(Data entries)
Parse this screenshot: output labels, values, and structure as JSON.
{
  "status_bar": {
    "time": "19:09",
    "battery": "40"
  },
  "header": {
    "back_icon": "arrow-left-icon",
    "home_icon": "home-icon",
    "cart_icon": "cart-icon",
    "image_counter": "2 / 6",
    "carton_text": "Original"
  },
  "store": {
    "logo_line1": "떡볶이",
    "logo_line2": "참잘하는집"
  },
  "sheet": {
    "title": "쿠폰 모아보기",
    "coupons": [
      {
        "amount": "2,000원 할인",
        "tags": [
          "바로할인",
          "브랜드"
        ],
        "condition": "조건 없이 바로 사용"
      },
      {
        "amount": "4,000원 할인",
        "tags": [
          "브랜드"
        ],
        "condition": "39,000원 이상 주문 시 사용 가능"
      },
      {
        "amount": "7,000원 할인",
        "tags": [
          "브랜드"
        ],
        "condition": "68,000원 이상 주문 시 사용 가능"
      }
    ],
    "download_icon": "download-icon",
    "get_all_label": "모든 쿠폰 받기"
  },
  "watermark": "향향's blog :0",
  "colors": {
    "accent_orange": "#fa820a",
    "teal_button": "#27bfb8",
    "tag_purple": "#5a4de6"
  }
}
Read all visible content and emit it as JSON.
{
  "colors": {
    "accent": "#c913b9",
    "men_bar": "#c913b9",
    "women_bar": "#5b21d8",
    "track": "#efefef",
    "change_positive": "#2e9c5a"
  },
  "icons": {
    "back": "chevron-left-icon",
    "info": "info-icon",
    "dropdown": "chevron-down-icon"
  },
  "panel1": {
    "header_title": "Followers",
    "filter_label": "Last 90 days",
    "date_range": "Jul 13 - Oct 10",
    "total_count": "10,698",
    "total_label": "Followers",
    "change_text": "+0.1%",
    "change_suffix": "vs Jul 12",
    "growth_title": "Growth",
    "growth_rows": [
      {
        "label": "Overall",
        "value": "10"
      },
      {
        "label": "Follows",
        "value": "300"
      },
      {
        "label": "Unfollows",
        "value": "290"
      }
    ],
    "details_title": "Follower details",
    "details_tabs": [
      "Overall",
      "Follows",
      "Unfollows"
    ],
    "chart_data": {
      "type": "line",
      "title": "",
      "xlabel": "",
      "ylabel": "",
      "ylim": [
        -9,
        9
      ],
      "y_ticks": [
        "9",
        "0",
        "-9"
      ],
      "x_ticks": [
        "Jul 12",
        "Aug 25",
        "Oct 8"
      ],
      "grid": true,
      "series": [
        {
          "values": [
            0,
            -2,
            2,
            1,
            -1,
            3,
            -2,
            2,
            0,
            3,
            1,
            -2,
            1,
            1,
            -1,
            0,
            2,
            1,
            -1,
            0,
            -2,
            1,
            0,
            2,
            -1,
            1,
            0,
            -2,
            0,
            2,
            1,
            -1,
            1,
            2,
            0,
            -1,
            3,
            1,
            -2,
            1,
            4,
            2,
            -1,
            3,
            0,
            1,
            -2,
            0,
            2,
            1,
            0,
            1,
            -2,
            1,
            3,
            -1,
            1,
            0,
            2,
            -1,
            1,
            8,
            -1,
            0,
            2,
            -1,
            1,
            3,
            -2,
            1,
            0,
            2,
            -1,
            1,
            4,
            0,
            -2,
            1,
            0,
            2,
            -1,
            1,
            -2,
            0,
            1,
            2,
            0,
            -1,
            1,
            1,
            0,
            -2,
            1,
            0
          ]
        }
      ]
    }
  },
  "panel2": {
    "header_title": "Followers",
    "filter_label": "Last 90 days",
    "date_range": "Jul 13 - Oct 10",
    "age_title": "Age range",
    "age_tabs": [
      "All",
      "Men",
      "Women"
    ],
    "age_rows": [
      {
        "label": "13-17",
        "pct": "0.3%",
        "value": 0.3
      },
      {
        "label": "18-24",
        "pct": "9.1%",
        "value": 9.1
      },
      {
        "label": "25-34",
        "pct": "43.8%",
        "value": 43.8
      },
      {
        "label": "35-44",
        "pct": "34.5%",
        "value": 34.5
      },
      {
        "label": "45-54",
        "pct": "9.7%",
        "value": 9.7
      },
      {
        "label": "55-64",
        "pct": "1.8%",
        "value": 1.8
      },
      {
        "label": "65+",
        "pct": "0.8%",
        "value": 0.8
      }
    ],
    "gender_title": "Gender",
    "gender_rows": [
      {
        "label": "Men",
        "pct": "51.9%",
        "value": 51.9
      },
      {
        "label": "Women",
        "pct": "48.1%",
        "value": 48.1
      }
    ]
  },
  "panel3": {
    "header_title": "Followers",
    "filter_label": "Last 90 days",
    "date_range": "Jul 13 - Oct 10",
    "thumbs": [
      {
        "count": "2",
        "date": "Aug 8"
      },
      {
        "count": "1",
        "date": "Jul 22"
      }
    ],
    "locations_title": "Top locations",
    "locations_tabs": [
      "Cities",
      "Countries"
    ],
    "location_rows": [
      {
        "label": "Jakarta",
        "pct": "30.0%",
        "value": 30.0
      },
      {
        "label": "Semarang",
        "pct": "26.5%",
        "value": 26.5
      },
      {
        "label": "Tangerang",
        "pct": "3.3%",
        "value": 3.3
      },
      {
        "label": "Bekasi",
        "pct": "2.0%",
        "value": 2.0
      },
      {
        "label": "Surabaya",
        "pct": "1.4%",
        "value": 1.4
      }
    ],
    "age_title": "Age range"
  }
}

* Exercise brief *
Extract every entry above as it appears.

* Task result *
Parse this screenshot: output labels, values, and structure as JSON.
{
  "status_bar": {
    "time": "19:09",
    "battery": "40"
  },
  "header": {
    "back_icon": "arrow-left-icon",
    "home_icon": "home-icon",
    "cart_icon": "cart-icon",
    "image_counter": "2 / 6",
    "carton_text": "Original"
  },
  "store": {
    "logo_line1": "떡볶이",
    "logo_line2": "참잘하는집"
  },
  "sheet": {
    "title": "쿠폰 모아보기",
    "coupons": [
      {
        "amount": "2,000원 할인",
        "tags": [
          "바로할인",
          "브랜드"
        ],
        "condition": "조건 없이 바로 사용"
      },
      {
        "amount": "4,000원 할인",
        "tags": [
          "브랜드"
        ],
        "condition": "39,000원 이상 주문 시 사용 가능"
      },
      {
        "amount": "7,000원 할인",
        "tags": [
          "브랜드"
        ],
        "condition": "68,000원 이상 주문 시 사용 가능"
      }
    ],
    "download_icon": "download-icon",
    "get_all_label": "모든 쿠폰 받기"
  },
  "watermark": "향향's blog :0",
  "colors": {
    "accent_orange": "#fa820a",
    "teal_button": "#27bfb8",
    "tag_purple": "#5a4de6"
  }
}
Read all visible content and emit it as JSON.
{
  "colors": {
    "accent": "#c913b9",
    "men_bar": "#c913b9",
    "women_bar": "#5b21d8",
    "track": "#efefef",
    "change_positive": "#2e9c5a"
  },
  "icons": {
    "back": "chevron-left-icon",
    "info": "info-icon",
    "dropdown": "chevron-down-icon"
  },
  "panel1": {
    "header_title": "Followers",
    "filter_label": "Last 90 days",
    "date_range": "Jul 13 - Oct 10",
    "total_count": "10,698",
    "total_label": "Followers",
    "change_text": "+0.1%",
    "change_suffix": "vs Jul 12",
    "growth_title": "Growth",
    "growth_rows": [
      {
        "label": "Overall",
        "value": "10"
      },
      {
        "label": "Follows",
        "value": "300"
      },
      {
        "label": "Unfollows",
        "value": "290"
      }
    ],
    "details_title": "Follower details",
    "details_tabs": [
      "Overall",
      "Follows",
      "Unfollows"
    ],
    "chart_data": {
      "type": "line",
      "title": "",
      "xlabel": "",
      "ylabel": "",
      "ylim": [
        -9,
        9
      ],
      "y_ticks": [
        "9",
        "0",
        "-9"
      ],
      "x_ticks": [
        "Jul 12",
        "Aug 25",
        "Oct 8"
      ],
      "grid": true,
      "series": [
        {
          "values": [
            0,
            -2,
            2,
            1,
            -1,
            3,
            -2,
            2,
            0,
            3,
            1,
            -2,
            1,
            1,
            -1,
            0,
            2,
            1,
            -1,
            0,
            -2,
            1,
            0,
            2,
            -1,
            1,
            0,
            -2,
            0,
            2,
            1,
            -1,
            1,
            2,
            0,
            -1,
            3,
            1,
            -2,
            1,
            4,
            2,
            -1,
            3,
            0,
            1,
            -2,
            0,
            2,
            1,
            0,
            1,
            -2,
            1,
            3,
            -1,
            1,
            0,
            2,
            -1,
            1,
            8,
            -1,
            0,
            2,
            -1,
            1,
            3,
            -2,
            1,
            0,
            2,
            -1,
            1,
            4,
            0,
            -2,
            1,
            0,
            2,
            -1,
            1,
            -2,
            0,
            1,
            2,
            0,
            -1,
            1,
            1,
            0,
            -2,
            1,
            0
          ]
        }
      ]
    }
  },
  "panel2": {
    "header_title": "Followers",
    "filter_label": "Last 90 days",
    "date_range": "Jul 13 - Oct 10",
    "age_title": "Age range",
    "age_tabs": [
      "All",
      "Men",
      "Women"
    ],
    "age_rows": [
      {
        "label": "13-17",
        "pct": "0.3%",
        "value": 0.3
      },
      {
        "label": "18-24",
        "pct": "9.1%",
        "value": 9.1
      },
      {
        "label": "25-34",
        "pct": "43.8%",
        "value": 43.8
      },
      {
        "label": "35-44",
        "pct": "34.5%",
        "value": 34.5
      },
      {
        "label": "45-54",
        "pct": "9.7%",
        "value": 9.7
      },
      {
        "label": "55-64",
        "pct": "1.8%",
        "value": 1.8
      },
      {
        "label": "65+",
        "pct": "0.8%",
        "value": 0.8
      }
    ],
    "gender_title": "Gender",
    "gender_rows": [
      {
        "label": "Men",
        "pct": "51.9%",
        "value": 51.9
      },
      {
        "label": "Women",
        "pct": "48.1%",
        "value": 48.1
      }
    ]
  },
  "panel3": {
    "header_title": "Followers",
    "filter_label": "Last 90 days",
    "date_range": "Jul 13 - Oct 10",
    "thumbs": [
      {
        "count": "2",
        "date": "Aug 8"
      },
      {
        "count": "1",
        "date": "Jul 22"
      }
    ],
    "locations_title": "Top locations",
    "locations_tabs": [
      "Cities",
      "Countries"
    ],
    "location_rows": [
      {
        "label": "Jakarta",
        "pct": "30.0%",
        "value": 30.0
      },
      {
        "label": "Semarang",
        "pct": "26.5%",
        "value": 26.5
      },
      {
        "label": "Tangerang",
        "pct": "3.3%",
        "value": 3.3
      },
      {
        "label": "Bekasi",
        "pct": "2.0%",
        "value": 2.0
      },
      {
        "label": "Surabaya",
        "pct": "1.4%",
        "value": 1.4
      }
    ],
    "age_title": "Age range"
  }
}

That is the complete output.